Supplied records

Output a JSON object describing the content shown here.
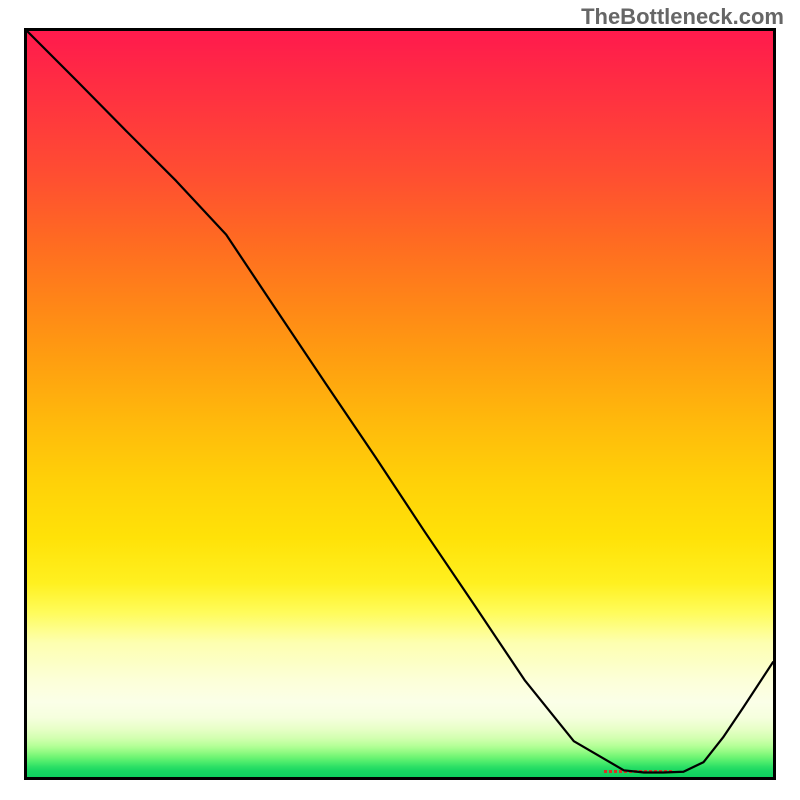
{
  "watermark": "TheBottleneck.com",
  "chart_data": {
    "type": "line",
    "title": "",
    "xlabel": "",
    "ylabel": "",
    "xlim": [
      0,
      100
    ],
    "ylim": [
      0,
      100
    ],
    "grid": false,
    "legend": false,
    "notes": "Values are estimated from pixel positions relative to the framed plot area; axes are unlabeled in the source image. Background is a vertical rainbow gradient (red at top through yellow to green at bottom). A small dashed red segment sits at the curve's minimum.",
    "series": [
      {
        "name": "black-curve",
        "color": "#000000",
        "style": "solid",
        "x": [
          0.0,
          6.7,
          13.3,
          20.0,
          26.7,
          33.3,
          40.0,
          46.7,
          53.3,
          60.0,
          66.7,
          73.3,
          80.0,
          82.7,
          85.3,
          88.0,
          90.7,
          93.3,
          96.0,
          100.0
        ],
        "y": [
          100.0,
          93.3,
          86.6,
          79.9,
          72.7,
          62.8,
          52.8,
          42.9,
          32.9,
          23.0,
          13.0,
          4.8,
          0.9,
          0.6,
          0.6,
          0.7,
          2.0,
          5.3,
          9.3,
          15.4
        ]
      },
      {
        "name": "red-min-marker",
        "color": "#d93326",
        "style": "dashed",
        "x": [
          77.3,
          86.7
        ],
        "y": [
          0.8,
          0.8
        ]
      }
    ],
    "gradient_stops": [
      {
        "pos": 0.0,
        "color": "#ff1a4d"
      },
      {
        "pos": 0.2,
        "color": "#ff5030"
      },
      {
        "pos": 0.44,
        "color": "#ff9e10"
      },
      {
        "pos": 0.68,
        "color": "#ffe208"
      },
      {
        "pos": 0.87,
        "color": "#fcffd8"
      },
      {
        "pos": 0.96,
        "color": "#94fb84"
      },
      {
        "pos": 1.0,
        "color": "#0ecf5f"
      }
    ]
  }
}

Work to be completed
Your task is to return the entries above exactly, with no pictures.

Task result
Output a JSON object describing the content shown here.
{
  "watermark": "TheBottleneck.com",
  "chart_data": {
    "type": "line",
    "title": "",
    "xlabel": "",
    "ylabel": "",
    "xlim": [
      0,
      100
    ],
    "ylim": [
      0,
      100
    ],
    "grid": false,
    "legend": false,
    "notes": "Values are estimated from pixel positions relative to the framed plot area; axes are unlabeled in the source image. Background is a vertical rainbow gradient (red at top through yellow to green at bottom). A small dashed red segment sits at the curve's minimum.",
    "series": [
      {
        "name": "black-curve",
        "color": "#000000",
        "style": "solid",
        "x": [
          0.0,
          6.7,
          13.3,
          20.0,
          26.7,
          33.3,
          40.0,
          46.7,
          53.3,
          60.0,
          66.7,
          73.3,
          80.0,
          82.7,
          85.3,
          88.0,
          90.7,
          93.3,
          96.0,
          100.0
        ],
        "y": [
          100.0,
          93.3,
          86.6,
          79.9,
          72.7,
          62.8,
          52.8,
          42.9,
          32.9,
          23.0,
          13.0,
          4.8,
          0.9,
          0.6,
          0.6,
          0.7,
          2.0,
          5.3,
          9.3,
          15.4
        ]
      },
      {
        "name": "red-min-marker",
        "color": "#d93326",
        "style": "dashed",
        "x": [
          77.3,
          86.7
        ],
        "y": [
          0.8,
          0.8
        ]
      }
    ],
    "gradient_stops": [
      {
        "pos": 0.0,
        "color": "#ff1a4d"
      },
      {
        "pos": 0.2,
        "color": "#ff5030"
      },
      {
        "pos": 0.44,
        "color": "#ff9e10"
      },
      {
        "pos": 0.68,
        "color": "#ffe208"
      },
      {
        "pos": 0.87,
        "color": "#fcffd8"
      },
      {
        "pos": 0.96,
        "color": "#94fb84"
      },
      {
        "pos": 1.0,
        "color": "#0ecf5f"
      }
    ]
  }
}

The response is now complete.